[Dataset records]
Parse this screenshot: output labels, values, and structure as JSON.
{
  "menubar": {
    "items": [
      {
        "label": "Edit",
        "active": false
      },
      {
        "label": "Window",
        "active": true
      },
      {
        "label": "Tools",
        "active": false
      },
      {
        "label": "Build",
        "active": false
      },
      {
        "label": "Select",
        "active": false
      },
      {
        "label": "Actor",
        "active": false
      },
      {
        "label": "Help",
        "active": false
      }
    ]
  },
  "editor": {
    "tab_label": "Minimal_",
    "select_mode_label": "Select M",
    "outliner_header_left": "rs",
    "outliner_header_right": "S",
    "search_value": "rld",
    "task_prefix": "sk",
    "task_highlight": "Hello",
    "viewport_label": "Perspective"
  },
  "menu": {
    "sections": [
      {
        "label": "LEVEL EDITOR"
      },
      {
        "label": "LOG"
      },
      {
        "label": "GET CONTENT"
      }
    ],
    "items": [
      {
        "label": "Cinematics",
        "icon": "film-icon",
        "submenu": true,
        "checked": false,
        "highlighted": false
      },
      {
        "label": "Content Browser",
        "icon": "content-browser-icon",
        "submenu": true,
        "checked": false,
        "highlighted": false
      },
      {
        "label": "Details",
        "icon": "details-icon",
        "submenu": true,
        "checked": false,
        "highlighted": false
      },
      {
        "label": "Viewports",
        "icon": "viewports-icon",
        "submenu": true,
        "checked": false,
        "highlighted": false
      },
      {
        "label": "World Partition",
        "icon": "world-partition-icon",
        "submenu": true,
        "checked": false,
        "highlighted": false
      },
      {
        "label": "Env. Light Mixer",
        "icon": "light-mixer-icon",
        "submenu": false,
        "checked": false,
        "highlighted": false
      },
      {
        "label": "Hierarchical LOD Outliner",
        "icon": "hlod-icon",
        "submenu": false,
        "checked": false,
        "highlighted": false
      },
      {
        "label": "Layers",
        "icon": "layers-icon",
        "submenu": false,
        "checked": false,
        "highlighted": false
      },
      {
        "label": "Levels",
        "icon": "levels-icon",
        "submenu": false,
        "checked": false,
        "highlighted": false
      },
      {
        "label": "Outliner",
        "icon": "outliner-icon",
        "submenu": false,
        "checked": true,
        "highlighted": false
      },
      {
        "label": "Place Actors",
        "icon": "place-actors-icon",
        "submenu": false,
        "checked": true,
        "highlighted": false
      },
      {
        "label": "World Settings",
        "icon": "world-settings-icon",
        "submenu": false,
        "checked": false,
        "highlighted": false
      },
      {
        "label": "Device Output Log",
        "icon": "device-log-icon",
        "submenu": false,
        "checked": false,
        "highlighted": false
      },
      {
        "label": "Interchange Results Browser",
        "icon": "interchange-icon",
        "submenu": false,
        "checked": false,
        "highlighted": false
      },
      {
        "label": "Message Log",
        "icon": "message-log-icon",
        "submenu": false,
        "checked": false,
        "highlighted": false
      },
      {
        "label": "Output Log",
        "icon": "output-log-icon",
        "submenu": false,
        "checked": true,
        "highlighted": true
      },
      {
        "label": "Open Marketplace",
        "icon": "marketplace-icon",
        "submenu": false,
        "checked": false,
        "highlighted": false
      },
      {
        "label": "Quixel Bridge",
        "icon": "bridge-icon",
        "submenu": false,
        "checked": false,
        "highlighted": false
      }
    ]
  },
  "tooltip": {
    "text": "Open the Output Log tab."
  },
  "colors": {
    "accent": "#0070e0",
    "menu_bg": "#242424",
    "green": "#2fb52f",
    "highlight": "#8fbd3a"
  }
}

● What the task asks: Search the data for the string "Open". List each line that has it.

● Problem solution:
        "label": "Open Marketplace",
    "text": "Open the Output Log tab."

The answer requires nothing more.